▶ Given exercise A: Check each statement against the Oil-for-Food post and answer yes or no, quoting the words of the text that decide it: (i) the backgrounder is dated April 21, 2004; (ii) Saddam's regime siphoned off an estimated $10 billion from the program; (iii) the program was originally conceived to fund Iraqi weapons development.
▶ Given exercise B: Repeat word for word the part of the Oil-for-Food post starting with "There is mounting" and going on through "in U.N. history.".

▶ Excerpt provided:
+ + +

Double Tap Marine!

[quote]Wreckless wrote:
The Iraqi economy is in shambles, there’s no way Sadam can afford a wmd progam.
[/quote]

April 21, 2004
Investigate the United Nations Oil-for-Food Fraud
by Nile Gardiner, Ph.D., and James Phillips
Backgrounder #1748

There is mounting evidence that the United Nations Oil-for-Food program, originally conceived as a means of providing humanitarian aid to the Iraqi people, was subverted by Saddam Hussein’s regime and manipulated to help prop up the Iraqi dictator. Saddam’s dictatorship was able to siphon off an estimated $10 billion from the Oil-for-Food program through oil smuggling and systematic thievery, by demanding illegal payments from companies buying Iraqi oil, and through kickbacks from those selling goods to Iraq–all under the noses of U.N. bureaucrats. The members of the U.N. staff administering the program have been accused of gross incompetence, mismanagement, and possible complicity with the Iraqi regime in perpetrating the biggest scandal in U.N. history.

+ + +

▶ Extracted entries:
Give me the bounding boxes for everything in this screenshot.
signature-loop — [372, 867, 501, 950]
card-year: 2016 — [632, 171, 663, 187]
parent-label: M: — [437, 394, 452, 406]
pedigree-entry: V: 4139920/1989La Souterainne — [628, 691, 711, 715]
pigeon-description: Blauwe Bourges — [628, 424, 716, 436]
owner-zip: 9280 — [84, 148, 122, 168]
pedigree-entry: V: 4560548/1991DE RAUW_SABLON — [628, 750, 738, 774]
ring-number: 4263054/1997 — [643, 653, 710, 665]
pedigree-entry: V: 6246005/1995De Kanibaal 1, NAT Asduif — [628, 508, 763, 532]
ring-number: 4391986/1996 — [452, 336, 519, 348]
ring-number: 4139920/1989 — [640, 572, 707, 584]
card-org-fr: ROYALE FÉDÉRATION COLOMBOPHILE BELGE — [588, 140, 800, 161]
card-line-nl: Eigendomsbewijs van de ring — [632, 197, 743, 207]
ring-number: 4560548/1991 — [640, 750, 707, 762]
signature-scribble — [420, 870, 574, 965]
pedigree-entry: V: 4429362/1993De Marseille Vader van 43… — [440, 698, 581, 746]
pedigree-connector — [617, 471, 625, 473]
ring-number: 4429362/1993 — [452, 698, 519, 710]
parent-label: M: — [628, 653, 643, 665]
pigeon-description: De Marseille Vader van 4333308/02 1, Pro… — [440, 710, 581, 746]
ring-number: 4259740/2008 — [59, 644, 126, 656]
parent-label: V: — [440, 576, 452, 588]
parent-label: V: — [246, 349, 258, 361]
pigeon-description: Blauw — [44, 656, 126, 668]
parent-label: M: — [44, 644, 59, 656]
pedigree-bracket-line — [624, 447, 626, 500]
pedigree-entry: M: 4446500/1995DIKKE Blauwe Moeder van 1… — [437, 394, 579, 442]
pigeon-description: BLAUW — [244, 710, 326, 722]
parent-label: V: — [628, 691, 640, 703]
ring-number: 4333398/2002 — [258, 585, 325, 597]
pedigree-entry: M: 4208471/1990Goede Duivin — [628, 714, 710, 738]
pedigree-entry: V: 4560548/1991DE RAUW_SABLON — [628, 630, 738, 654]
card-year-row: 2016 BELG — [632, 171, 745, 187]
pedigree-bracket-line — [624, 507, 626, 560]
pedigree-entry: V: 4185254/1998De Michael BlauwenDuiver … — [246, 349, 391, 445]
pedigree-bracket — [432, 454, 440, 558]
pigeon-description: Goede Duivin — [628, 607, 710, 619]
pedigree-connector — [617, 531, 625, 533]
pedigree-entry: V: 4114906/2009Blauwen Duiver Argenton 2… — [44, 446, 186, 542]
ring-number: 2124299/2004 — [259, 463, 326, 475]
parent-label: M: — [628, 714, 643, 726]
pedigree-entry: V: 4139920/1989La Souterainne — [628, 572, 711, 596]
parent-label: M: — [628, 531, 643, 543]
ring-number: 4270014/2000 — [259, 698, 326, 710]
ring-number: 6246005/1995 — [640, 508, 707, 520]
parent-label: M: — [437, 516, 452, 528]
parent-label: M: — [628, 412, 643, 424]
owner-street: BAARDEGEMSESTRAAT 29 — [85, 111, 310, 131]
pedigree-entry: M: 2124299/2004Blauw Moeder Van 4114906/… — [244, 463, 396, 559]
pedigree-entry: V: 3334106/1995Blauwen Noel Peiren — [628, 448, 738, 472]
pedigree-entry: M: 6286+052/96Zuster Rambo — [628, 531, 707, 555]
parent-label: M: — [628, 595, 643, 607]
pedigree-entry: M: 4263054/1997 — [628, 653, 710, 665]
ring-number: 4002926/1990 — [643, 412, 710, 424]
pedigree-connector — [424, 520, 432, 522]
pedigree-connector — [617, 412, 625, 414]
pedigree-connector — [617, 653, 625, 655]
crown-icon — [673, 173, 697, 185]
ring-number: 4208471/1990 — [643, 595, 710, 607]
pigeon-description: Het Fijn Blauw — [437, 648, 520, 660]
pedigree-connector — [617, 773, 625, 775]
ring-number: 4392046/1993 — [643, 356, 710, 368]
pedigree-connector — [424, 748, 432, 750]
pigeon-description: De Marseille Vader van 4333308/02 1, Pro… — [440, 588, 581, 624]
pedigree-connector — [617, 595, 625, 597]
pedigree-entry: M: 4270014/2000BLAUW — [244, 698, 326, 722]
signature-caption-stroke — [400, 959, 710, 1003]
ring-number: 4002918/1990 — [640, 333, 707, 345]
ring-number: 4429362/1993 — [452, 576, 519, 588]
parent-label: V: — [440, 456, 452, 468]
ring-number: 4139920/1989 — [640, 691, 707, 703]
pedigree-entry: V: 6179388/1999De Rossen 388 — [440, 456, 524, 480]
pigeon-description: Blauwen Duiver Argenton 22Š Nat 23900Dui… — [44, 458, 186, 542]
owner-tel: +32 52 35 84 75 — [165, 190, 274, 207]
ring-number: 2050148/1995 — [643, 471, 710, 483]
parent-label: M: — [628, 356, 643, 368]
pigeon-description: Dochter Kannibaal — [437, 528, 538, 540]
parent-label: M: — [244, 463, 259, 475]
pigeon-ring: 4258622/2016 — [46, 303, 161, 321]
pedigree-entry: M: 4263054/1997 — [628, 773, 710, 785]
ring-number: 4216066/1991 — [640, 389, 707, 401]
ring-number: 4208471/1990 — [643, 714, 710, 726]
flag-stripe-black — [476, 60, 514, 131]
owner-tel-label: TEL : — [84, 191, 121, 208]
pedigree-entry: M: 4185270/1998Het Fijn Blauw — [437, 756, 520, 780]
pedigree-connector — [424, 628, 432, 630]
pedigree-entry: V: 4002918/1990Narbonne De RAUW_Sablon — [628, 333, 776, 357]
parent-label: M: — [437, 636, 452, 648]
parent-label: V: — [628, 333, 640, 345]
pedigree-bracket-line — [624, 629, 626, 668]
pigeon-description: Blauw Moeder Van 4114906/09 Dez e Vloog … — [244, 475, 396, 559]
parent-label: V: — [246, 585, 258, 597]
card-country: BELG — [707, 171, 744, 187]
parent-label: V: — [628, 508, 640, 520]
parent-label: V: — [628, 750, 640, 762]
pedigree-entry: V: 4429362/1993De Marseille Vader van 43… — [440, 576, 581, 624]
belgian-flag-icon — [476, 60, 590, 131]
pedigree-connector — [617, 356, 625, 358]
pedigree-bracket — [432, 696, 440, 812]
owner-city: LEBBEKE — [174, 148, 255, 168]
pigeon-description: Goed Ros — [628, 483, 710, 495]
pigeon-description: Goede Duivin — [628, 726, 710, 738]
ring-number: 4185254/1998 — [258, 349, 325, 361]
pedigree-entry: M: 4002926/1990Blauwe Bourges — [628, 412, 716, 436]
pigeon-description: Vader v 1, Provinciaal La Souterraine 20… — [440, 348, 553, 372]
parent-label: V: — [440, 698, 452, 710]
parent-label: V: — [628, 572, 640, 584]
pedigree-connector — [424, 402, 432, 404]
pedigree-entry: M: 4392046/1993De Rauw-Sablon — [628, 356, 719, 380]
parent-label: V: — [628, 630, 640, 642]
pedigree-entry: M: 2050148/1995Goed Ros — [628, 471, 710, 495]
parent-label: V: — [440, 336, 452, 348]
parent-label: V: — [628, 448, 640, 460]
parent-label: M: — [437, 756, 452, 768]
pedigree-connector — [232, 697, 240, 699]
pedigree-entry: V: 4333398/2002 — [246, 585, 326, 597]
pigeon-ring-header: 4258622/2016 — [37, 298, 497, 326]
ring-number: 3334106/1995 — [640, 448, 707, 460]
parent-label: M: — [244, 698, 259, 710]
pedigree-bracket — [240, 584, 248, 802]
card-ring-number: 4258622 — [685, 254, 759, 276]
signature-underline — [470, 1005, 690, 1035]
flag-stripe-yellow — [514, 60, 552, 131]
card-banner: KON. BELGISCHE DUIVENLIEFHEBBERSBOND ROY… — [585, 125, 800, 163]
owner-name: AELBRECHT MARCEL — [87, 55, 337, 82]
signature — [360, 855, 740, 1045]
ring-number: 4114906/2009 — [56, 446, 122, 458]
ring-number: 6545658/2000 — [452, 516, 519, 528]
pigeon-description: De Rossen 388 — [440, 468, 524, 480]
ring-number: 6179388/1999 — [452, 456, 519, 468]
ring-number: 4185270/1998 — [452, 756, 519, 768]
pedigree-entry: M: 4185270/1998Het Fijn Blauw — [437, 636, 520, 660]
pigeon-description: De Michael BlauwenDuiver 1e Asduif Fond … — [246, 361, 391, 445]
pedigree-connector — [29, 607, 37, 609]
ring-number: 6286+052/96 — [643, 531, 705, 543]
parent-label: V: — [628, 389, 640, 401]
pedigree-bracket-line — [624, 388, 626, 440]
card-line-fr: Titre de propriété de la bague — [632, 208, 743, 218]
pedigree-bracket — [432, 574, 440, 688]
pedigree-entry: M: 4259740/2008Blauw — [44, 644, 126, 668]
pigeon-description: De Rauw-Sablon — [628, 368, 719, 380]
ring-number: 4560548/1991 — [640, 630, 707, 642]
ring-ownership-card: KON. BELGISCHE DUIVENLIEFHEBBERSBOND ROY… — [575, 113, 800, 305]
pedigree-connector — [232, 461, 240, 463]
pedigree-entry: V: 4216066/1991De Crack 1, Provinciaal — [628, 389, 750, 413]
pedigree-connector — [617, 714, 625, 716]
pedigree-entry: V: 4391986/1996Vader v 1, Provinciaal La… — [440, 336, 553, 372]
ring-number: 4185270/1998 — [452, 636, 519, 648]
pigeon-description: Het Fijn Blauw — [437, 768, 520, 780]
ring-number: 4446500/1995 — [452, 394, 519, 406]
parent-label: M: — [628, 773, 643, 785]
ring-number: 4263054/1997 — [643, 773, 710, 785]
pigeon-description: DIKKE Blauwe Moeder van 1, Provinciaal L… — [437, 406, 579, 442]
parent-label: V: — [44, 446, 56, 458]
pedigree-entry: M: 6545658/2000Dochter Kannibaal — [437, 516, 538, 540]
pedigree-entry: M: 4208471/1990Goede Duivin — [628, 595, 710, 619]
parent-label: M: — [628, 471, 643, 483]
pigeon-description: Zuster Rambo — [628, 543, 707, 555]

+ + +

▶ Correct output A:
(i) Yes: "April 21, 2004"
(ii) Yes: "Saddam’s dictatorship was able to siphon off an estimated $10 billion from the Oil-for-Food program"
(iii) No: "originally conceived as a means of providing humanitarian aid to the Iraqi people"

▶ Correct output B:
There is mounting evidence that the United Nations Oil-for-Food program, originally conceived as a means of providing humanitarian aid to the Iraqi people, was subverted by Saddam Hussein’s regime and manipulated to help prop up the Iraqi dictator. Saddam’s dictatorship was able to siphon off an estimated $10 billion from the Oil-for-Food program through oil smuggling and systematic thievery, by demanding illegal payments from companies buying Iraqi oil, and through kickbacks from those selling goods to Iraq–all under the noses of U.N. bureaucrats. The members of the U.N. staff administering the program have been accused of gross incompetence, mismanagement, and possible complicity with the Iraqi regime in perpetrating the biggest scandal in U.N. history.